• _DESCRIPTION OF THE TASK_:
Omit the pictures and output every entry below exactly as written.

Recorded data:
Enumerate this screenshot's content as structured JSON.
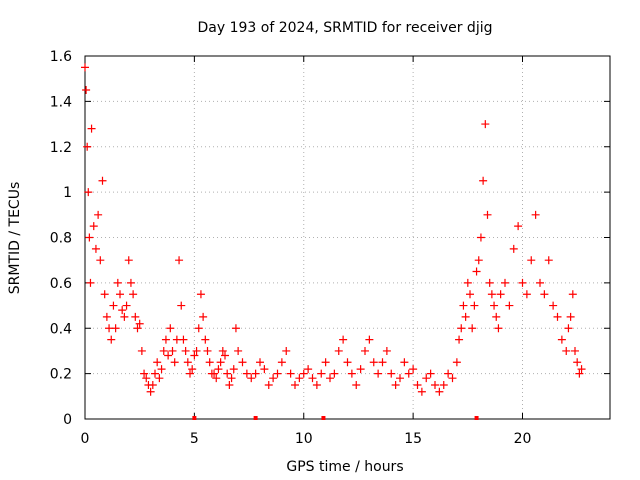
{
  "chart_data": {
    "type": "scatter",
    "title": "Day 193 of 2024, SRMTID for receiver djig",
    "xlabel": "GPS time / hours",
    "ylabel": "SRMTID / TECUs",
    "xlim": [
      0,
      24
    ],
    "ylim": [
      0,
      1.6
    ],
    "x_ticks": [
      0,
      5,
      10,
      15,
      20
    ],
    "x_tick_labels": [
      "0",
      "5",
      "10",
      "15",
      "20"
    ],
    "y_ticks": [
      0,
      0.2,
      0.4,
      0.6,
      0.8,
      1.0,
      1.2,
      1.4,
      1.6
    ],
    "y_tick_labels": [
      "0",
      "0.2",
      "0.4",
      "0.6",
      "0.8",
      "1",
      "1.2",
      "1.4",
      "1.6"
    ],
    "grid": true,
    "marker": "+",
    "colors": {
      "series": "#ff0000",
      "grid": "#b0b0b0",
      "axis": "#000000"
    },
    "series": [
      {
        "name": "SRMTID",
        "x": [
          0.0,
          0.05,
          0.1,
          0.15,
          0.2,
          0.25,
          0.3,
          0.4,
          0.5,
          0.6,
          0.7,
          0.8,
          0.9,
          1.0,
          1.1,
          1.2,
          1.3,
          1.4,
          1.5,
          1.6,
          1.7,
          1.8,
          1.9,
          2.0,
          2.1,
          2.2,
          2.3,
          2.4,
          2.5,
          2.6,
          2.7,
          2.8,
          2.9,
          3.0,
          3.1,
          3.2,
          3.3,
          3.4,
          3.5,
          3.6,
          3.7,
          3.8,
          3.9,
          4.0,
          4.1,
          4.2,
          4.3,
          4.4,
          4.5,
          4.6,
          4.7,
          4.8,
          4.9,
          5.0,
          5.1,
          5.2,
          5.3,
          5.4,
          5.5,
          5.6,
          5.7,
          5.8,
          5.9,
          6.0,
          6.1,
          6.2,
          6.3,
          6.4,
          6.5,
          6.6,
          6.7,
          6.8,
          6.9,
          7.0,
          7.2,
          7.4,
          7.6,
          7.8,
          8.0,
          8.2,
          8.4,
          8.6,
          8.8,
          9.0,
          9.2,
          9.4,
          9.6,
          9.8,
          10.0,
          10.2,
          10.4,
          10.6,
          10.8,
          11.0,
          11.2,
          11.4,
          11.6,
          11.8,
          12.0,
          12.2,
          12.4,
          12.6,
          12.8,
          13.0,
          13.2,
          13.4,
          13.6,
          13.8,
          14.0,
          14.2,
          14.4,
          14.6,
          14.8,
          15.0,
          15.2,
          15.4,
          15.6,
          15.8,
          16.0,
          16.2,
          16.4,
          16.6,
          16.8,
          17.0,
          17.1,
          17.2,
          17.3,
          17.4,
          17.5,
          17.6,
          17.7,
          17.8,
          17.9,
          18.0,
          18.1,
          18.2,
          18.3,
          18.4,
          18.5,
          18.6,
          18.7,
          18.8,
          18.9,
          19.0,
          19.2,
          19.4,
          19.6,
          19.8,
          20.0,
          20.2,
          20.4,
          20.6,
          20.8,
          21.0,
          21.2,
          21.4,
          21.6,
          21.8,
          22.0,
          22.1,
          22.2,
          22.3,
          22.4,
          22.5,
          22.6,
          22.7
        ],
        "y": [
          1.55,
          1.45,
          1.2,
          1.0,
          0.8,
          0.6,
          1.28,
          0.85,
          0.75,
          0.9,
          0.7,
          1.05,
          0.55,
          0.45,
          0.4,
          0.35,
          0.5,
          0.4,
          0.6,
          0.55,
          0.48,
          0.45,
          0.5,
          0.7,
          0.6,
          0.55,
          0.45,
          0.4,
          0.42,
          0.3,
          0.2,
          0.18,
          0.15,
          0.12,
          0.15,
          0.2,
          0.25,
          0.18,
          0.22,
          0.3,
          0.35,
          0.28,
          0.4,
          0.3,
          0.25,
          0.35,
          0.7,
          0.5,
          0.35,
          0.3,
          0.25,
          0.2,
          0.22,
          0.28,
          0.3,
          0.4,
          0.55,
          0.45,
          0.35,
          0.3,
          0.25,
          0.2,
          0.2,
          0.18,
          0.22,
          0.25,
          0.3,
          0.28,
          0.2,
          0.15,
          0.18,
          0.22,
          0.4,
          0.3,
          0.25,
          0.2,
          0.18,
          0.2,
          0.25,
          0.22,
          0.15,
          0.18,
          0.2,
          0.25,
          0.3,
          0.2,
          0.15,
          0.18,
          0.2,
          0.22,
          0.18,
          0.15,
          0.2,
          0.25,
          0.18,
          0.2,
          0.3,
          0.35,
          0.25,
          0.2,
          0.15,
          0.22,
          0.3,
          0.35,
          0.25,
          0.2,
          0.25,
          0.3,
          0.2,
          0.15,
          0.18,
          0.25,
          0.2,
          0.22,
          0.15,
          0.12,
          0.18,
          0.2,
          0.15,
          0.12,
          0.15,
          0.2,
          0.18,
          0.25,
          0.35,
          0.4,
          0.5,
          0.45,
          0.6,
          0.55,
          0.4,
          0.5,
          0.65,
          0.7,
          0.8,
          1.05,
          1.3,
          0.9,
          0.6,
          0.55,
          0.5,
          0.45,
          0.4,
          0.55,
          0.6,
          0.5,
          0.75,
          0.85,
          0.6,
          0.55,
          0.7,
          0.9,
          0.6,
          0.55,
          0.7,
          0.5,
          0.45,
          0.35,
          0.3,
          0.4,
          0.45,
          0.55,
          0.3,
          0.25,
          0.2,
          0.22
        ]
      }
    ],
    "zero_markers_x": [
      5.0,
      7.8,
      10.9,
      17.9
    ]
  }
}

• _TASK RESULT_:
Enumerate this screenshot's content as structured JSON.
{
  "chart_data": {
    "type": "scatter",
    "title": "Day 193 of 2024, SRMTID for receiver djig",
    "xlabel": "GPS time / hours",
    "ylabel": "SRMTID / TECUs",
    "xlim": [
      0,
      24
    ],
    "ylim": [
      0,
      1.6
    ],
    "x_ticks": [
      0,
      5,
      10,
      15,
      20
    ],
    "x_tick_labels": [
      "0",
      "5",
      "10",
      "15",
      "20"
    ],
    "y_ticks": [
      0,
      0.2,
      0.4,
      0.6,
      0.8,
      1.0,
      1.2,
      1.4,
      1.6
    ],
    "y_tick_labels": [
      "0",
      "0.2",
      "0.4",
      "0.6",
      "0.8",
      "1",
      "1.2",
      "1.4",
      "1.6"
    ],
    "grid": true,
    "marker": "+",
    "colors": {
      "series": "#ff0000",
      "grid": "#b0b0b0",
      "axis": "#000000"
    },
    "series": [
      {
        "name": "SRMTID",
        "x": [
          0.0,
          0.05,
          0.1,
          0.15,
          0.2,
          0.25,
          0.3,
          0.4,
          0.5,
          0.6,
          0.7,
          0.8,
          0.9,
          1.0,
          1.1,
          1.2,
          1.3,
          1.4,
          1.5,
          1.6,
          1.7,
          1.8,
          1.9,
          2.0,
          2.1,
          2.2,
          2.3,
          2.4,
          2.5,
          2.6,
          2.7,
          2.8,
          2.9,
          3.0,
          3.1,
          3.2,
          3.3,
          3.4,
          3.5,
          3.6,
          3.7,
          3.8,
          3.9,
          4.0,
          4.1,
          4.2,
          4.3,
          4.4,
          4.5,
          4.6,
          4.7,
          4.8,
          4.9,
          5.0,
          5.1,
          5.2,
          5.3,
          5.4,
          5.5,
          5.6,
          5.7,
          5.8,
          5.9,
          6.0,
          6.1,
          6.2,
          6.3,
          6.4,
          6.5,
          6.6,
          6.7,
          6.8,
          6.9,
          7.0,
          7.2,
          7.4,
          7.6,
          7.8,
          8.0,
          8.2,
          8.4,
          8.6,
          8.8,
          9.0,
          9.2,
          9.4,
          9.6,
          9.8,
          10.0,
          10.2,
          10.4,
          10.6,
          10.8,
          11.0,
          11.2,
          11.4,
          11.6,
          11.8,
          12.0,
          12.2,
          12.4,
          12.6,
          12.8,
          13.0,
          13.2,
          13.4,
          13.6,
          13.8,
          14.0,
          14.2,
          14.4,
          14.6,
          14.8,
          15.0,
          15.2,
          15.4,
          15.6,
          15.8,
          16.0,
          16.2,
          16.4,
          16.6,
          16.8,
          17.0,
          17.1,
          17.2,
          17.3,
          17.4,
          17.5,
          17.6,
          17.7,
          17.8,
          17.9,
          18.0,
          18.1,
          18.2,
          18.3,
          18.4,
          18.5,
          18.6,
          18.7,
          18.8,
          18.9,
          19.0,
          19.2,
          19.4,
          19.6,
          19.8,
          20.0,
          20.2,
          20.4,
          20.6,
          20.8,
          21.0,
          21.2,
          21.4,
          21.6,
          21.8,
          22.0,
          22.1,
          22.2,
          22.3,
          22.4,
          22.5,
          22.6,
          22.7
        ],
        "y": [
          1.55,
          1.45,
          1.2,
          1.0,
          0.8,
          0.6,
          1.28,
          0.85,
          0.75,
          0.9,
          0.7,
          1.05,
          0.55,
          0.45,
          0.4,
          0.35,
          0.5,
          0.4,
          0.6,
          0.55,
          0.48,
          0.45,
          0.5,
          0.7,
          0.6,
          0.55,
          0.45,
          0.4,
          0.42,
          0.3,
          0.2,
          0.18,
          0.15,
          0.12,
          0.15,
          0.2,
          0.25,
          0.18,
          0.22,
          0.3,
          0.35,
          0.28,
          0.4,
          0.3,
          0.25,
          0.35,
          0.7,
          0.5,
          0.35,
          0.3,
          0.25,
          0.2,
          0.22,
          0.28,
          0.3,
          0.4,
          0.55,
          0.45,
          0.35,
          0.3,
          0.25,
          0.2,
          0.2,
          0.18,
          0.22,
          0.25,
          0.3,
          0.28,
          0.2,
          0.15,
          0.18,
          0.22,
          0.4,
          0.3,
          0.25,
          0.2,
          0.18,
          0.2,
          0.25,
          0.22,
          0.15,
          0.18,
          0.2,
          0.25,
          0.3,
          0.2,
          0.15,
          0.18,
          0.2,
          0.22,
          0.18,
          0.15,
          0.2,
          0.25,
          0.18,
          0.2,
          0.3,
          0.35,
          0.25,
          0.2,
          0.15,
          0.22,
          0.3,
          0.35,
          0.25,
          0.2,
          0.25,
          0.3,
          0.2,
          0.15,
          0.18,
          0.25,
          0.2,
          0.22,
          0.15,
          0.12,
          0.18,
          0.2,
          0.15,
          0.12,
          0.15,
          0.2,
          0.18,
          0.25,
          0.35,
          0.4,
          0.5,
          0.45,
          0.6,
          0.55,
          0.4,
          0.5,
          0.65,
          0.7,
          0.8,
          1.05,
          1.3,
          0.9,
          0.6,
          0.55,
          0.5,
          0.45,
          0.4,
          0.55,
          0.6,
          0.5,
          0.75,
          0.85,
          0.6,
          0.55,
          0.7,
          0.9,
          0.6,
          0.55,
          0.7,
          0.5,
          0.45,
          0.35,
          0.3,
          0.4,
          0.45,
          0.55,
          0.3,
          0.25,
          0.2,
          0.22
        ]
      }
    ],
    "zero_markers_x": [
      5.0,
      7.8,
      10.9,
      17.9
    ]
  }
}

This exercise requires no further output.